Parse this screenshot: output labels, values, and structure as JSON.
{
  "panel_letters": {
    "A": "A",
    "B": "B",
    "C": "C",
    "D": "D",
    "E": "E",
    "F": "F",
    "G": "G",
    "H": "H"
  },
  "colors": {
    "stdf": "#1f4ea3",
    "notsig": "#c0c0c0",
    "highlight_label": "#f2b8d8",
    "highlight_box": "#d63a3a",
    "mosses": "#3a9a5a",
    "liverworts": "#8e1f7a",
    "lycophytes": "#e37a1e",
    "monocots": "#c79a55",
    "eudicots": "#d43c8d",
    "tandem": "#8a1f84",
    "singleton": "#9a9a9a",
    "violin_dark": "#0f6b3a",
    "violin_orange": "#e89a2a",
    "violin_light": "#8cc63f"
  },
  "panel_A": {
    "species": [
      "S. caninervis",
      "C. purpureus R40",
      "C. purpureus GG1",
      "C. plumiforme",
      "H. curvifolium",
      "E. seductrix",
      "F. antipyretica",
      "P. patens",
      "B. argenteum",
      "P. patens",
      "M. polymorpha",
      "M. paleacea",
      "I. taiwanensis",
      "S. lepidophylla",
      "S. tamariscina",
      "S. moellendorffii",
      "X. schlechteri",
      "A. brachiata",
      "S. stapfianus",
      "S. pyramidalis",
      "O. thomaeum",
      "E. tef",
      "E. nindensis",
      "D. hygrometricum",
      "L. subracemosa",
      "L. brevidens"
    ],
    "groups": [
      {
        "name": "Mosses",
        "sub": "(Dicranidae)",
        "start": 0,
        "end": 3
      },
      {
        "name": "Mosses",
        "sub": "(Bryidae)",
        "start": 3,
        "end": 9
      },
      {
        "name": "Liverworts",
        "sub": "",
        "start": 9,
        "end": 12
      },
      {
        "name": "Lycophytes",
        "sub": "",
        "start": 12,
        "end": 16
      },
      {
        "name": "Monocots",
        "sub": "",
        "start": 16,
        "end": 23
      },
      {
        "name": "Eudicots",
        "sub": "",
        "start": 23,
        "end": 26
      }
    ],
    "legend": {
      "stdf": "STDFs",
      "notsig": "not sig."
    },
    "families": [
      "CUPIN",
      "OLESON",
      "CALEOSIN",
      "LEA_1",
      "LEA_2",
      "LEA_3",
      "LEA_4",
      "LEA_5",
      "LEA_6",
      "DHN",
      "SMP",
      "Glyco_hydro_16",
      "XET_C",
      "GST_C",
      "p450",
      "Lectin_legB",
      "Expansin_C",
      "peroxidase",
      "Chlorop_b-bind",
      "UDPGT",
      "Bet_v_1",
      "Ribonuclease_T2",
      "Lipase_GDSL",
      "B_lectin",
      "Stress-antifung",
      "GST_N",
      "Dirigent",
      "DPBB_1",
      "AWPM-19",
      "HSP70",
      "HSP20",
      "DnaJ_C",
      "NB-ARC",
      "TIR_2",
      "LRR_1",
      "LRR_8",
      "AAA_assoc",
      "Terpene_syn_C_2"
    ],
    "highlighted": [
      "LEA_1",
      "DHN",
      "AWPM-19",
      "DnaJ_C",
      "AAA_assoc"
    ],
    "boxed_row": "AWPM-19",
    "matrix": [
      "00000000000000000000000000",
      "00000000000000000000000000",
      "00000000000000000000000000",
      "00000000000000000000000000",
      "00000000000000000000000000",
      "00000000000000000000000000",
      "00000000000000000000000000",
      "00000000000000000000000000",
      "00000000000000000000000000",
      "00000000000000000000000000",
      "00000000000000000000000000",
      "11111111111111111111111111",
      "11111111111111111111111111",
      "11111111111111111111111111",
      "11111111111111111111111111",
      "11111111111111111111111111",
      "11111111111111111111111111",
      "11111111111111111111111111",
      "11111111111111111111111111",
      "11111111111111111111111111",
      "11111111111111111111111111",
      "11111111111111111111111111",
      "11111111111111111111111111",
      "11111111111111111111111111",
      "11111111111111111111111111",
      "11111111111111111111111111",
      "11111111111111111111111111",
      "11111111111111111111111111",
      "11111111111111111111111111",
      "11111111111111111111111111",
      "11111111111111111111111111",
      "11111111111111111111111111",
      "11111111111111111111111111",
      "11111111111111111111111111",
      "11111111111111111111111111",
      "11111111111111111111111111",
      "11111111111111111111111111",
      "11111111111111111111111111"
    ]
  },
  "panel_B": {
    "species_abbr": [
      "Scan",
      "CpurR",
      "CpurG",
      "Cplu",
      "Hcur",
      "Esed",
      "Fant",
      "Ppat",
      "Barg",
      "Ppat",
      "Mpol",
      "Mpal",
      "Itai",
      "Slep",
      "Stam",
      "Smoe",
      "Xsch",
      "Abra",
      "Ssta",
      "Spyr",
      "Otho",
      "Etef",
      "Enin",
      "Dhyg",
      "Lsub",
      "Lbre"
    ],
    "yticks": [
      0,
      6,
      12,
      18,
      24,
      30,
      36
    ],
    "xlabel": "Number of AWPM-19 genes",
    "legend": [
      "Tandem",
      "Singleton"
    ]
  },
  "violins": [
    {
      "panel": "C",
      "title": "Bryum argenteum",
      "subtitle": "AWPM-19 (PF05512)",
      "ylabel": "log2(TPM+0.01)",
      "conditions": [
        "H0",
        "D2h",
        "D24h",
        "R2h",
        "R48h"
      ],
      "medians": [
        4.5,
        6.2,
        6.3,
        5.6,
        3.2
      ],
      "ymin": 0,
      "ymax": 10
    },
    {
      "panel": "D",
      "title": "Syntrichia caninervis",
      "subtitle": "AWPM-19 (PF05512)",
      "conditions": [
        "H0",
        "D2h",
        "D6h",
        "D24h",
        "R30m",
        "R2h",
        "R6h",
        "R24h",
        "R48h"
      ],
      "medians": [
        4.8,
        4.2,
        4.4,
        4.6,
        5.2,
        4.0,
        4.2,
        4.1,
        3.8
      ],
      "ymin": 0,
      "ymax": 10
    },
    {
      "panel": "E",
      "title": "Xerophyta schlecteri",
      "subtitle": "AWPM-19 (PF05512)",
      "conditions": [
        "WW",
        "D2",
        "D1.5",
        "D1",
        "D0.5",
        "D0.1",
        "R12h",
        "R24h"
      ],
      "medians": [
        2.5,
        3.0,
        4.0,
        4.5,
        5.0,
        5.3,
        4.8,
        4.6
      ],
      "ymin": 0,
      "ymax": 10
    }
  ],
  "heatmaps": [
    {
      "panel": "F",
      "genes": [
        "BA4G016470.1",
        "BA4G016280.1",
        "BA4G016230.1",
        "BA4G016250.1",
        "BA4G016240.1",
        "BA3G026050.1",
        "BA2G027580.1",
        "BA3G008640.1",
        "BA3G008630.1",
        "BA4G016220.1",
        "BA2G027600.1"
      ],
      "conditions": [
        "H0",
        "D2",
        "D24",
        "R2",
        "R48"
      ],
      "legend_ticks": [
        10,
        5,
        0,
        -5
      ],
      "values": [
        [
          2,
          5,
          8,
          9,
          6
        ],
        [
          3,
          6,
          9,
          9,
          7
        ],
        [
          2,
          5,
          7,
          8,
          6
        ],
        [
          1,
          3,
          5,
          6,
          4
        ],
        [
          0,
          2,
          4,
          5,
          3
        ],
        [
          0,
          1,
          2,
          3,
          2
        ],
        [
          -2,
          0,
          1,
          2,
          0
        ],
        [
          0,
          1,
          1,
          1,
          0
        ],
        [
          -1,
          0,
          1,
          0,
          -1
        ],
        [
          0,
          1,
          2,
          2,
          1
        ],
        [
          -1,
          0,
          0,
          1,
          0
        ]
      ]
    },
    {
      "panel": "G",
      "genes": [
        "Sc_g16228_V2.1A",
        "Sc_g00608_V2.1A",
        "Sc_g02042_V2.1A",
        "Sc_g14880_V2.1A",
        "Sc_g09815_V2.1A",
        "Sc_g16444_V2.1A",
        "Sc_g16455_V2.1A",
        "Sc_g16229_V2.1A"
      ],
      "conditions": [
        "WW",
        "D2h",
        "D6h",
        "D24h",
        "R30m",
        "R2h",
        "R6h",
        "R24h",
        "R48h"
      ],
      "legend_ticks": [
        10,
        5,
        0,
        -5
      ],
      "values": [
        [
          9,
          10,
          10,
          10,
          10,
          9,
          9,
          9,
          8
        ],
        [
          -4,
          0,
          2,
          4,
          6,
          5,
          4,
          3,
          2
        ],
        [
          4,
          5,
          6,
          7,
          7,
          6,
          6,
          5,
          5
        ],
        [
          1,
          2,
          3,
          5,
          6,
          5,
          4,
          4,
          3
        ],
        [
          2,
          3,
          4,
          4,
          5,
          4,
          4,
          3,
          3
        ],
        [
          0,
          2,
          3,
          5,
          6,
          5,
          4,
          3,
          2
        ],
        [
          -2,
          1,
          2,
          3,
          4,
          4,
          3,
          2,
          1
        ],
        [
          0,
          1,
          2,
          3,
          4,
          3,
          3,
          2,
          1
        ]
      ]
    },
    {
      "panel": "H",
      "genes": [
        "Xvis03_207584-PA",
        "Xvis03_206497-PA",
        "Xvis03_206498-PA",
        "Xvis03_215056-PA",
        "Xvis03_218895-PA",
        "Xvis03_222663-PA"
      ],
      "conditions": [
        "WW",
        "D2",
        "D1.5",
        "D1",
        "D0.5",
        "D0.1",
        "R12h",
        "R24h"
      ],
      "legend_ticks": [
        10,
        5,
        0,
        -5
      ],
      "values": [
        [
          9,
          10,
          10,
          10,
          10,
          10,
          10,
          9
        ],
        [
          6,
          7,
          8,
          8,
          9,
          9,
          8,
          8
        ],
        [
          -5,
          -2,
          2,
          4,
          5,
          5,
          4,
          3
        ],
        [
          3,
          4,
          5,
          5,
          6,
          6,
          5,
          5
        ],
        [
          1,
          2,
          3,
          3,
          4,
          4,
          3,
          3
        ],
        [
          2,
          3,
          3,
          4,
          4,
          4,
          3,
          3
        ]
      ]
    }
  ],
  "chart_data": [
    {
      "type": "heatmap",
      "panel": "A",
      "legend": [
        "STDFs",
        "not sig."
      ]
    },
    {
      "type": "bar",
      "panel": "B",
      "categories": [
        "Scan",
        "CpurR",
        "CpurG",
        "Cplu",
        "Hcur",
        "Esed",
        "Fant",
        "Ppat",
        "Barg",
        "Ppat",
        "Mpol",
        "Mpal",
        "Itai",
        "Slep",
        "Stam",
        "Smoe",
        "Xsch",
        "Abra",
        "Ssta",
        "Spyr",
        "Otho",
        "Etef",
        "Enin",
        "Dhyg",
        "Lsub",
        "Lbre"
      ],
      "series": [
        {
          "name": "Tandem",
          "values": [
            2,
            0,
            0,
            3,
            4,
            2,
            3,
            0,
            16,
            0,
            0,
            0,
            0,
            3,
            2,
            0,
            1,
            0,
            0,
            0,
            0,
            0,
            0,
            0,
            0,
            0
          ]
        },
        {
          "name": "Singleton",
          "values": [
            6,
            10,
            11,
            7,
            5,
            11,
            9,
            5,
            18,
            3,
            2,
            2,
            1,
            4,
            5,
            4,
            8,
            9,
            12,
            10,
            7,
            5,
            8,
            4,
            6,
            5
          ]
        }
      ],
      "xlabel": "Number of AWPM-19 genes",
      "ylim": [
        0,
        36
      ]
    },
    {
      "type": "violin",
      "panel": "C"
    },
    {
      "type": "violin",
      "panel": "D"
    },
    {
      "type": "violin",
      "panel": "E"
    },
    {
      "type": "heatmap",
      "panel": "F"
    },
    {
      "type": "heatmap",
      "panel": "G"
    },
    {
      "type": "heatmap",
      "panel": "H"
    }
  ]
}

============

> _Task to carry out_
For every line of the material above that contains the word "Number", show the line.

> _Solved exercise_
    "xlabel": "Number of AWPM-19 genes",
      "xlabel": "Number of AWPM-19 genes",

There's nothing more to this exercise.